### Data extracted from a collection:
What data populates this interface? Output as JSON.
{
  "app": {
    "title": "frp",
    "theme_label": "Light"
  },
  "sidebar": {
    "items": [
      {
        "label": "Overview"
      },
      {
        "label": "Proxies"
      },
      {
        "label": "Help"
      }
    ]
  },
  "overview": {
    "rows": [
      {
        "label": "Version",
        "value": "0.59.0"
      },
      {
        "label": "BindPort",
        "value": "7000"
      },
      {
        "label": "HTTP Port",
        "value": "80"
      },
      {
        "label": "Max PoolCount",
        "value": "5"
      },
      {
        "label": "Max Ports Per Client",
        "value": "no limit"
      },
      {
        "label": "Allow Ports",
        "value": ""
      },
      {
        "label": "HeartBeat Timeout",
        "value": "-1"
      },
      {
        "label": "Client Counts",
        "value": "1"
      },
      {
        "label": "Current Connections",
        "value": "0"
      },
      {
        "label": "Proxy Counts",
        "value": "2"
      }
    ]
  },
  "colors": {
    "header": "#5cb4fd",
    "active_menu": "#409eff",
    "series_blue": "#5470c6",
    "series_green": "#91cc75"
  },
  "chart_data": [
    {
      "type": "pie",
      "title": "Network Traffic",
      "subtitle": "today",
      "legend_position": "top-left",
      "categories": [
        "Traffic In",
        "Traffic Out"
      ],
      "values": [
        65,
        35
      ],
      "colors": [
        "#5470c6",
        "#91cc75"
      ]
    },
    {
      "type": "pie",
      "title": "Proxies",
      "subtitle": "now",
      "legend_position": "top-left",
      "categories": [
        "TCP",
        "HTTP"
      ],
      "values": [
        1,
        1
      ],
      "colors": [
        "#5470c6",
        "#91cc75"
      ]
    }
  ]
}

### GIVEN PROBLEM:
Extract every entry in the listing word for word.

### WORKED ANSWER:
What data populates this interface? Output as JSON.
{
  "app": {
    "title": "frp",
    "theme_label": "Light"
  },
  "sidebar": {
    "items": [
      {
        "label": "Overview"
      },
      {
        "label": "Proxies"
      },
      {
        "label": "Help"
      }
    ]
  },
  "overview": {
    "rows": [
      {
        "label": "Version",
        "value": "0.59.0"
      },
      {
        "label": "BindPort",
        "value": "7000"
      },
      {
        "label": "HTTP Port",
        "value": "80"
      },
      {
        "label": "Max PoolCount",
        "value": "5"
      },
      {
        "label": "Max Ports Per Client",
        "value": "no limit"
      },
      {
        "label": "Allow Ports",
        "value": ""
      },
      {
        "label": "HeartBeat Timeout",
        "value": "-1"
      },
      {
        "label": "Client Counts",
        "value": "1"
      },
      {
        "label": "Current Connections",
        "value": "0"
      },
      {
        "label": "Proxy Counts",
        "value": "2"
      }
    ]
  },
  "colors": {
    "header": "#5cb4fd",
    "active_menu": "#409eff",
    "series_blue": "#5470c6",
    "series_green": "#91cc75"
  },
  "chart_data": [
    {
      "type": "pie",
      "title": "Network Traffic",
      "subtitle": "today",
      "legend_position": "top-left",
      "categories": [
        "Traffic In",
        "Traffic Out"
      ],
      "values": [
        65,
        35
      ],
      "colors": [
        "#5470c6",
        "#91cc75"
      ]
    },
    {
      "type": "pie",
      "title": "Proxies",
      "subtitle": "now",
      "legend_position": "top-left",
      "categories": [
        "TCP",
        "HTTP"
      ],
      "values": [
        1,
        1
      ],
      "colors": [
        "#5470c6",
        "#91cc75"
      ]
    }
  ]
}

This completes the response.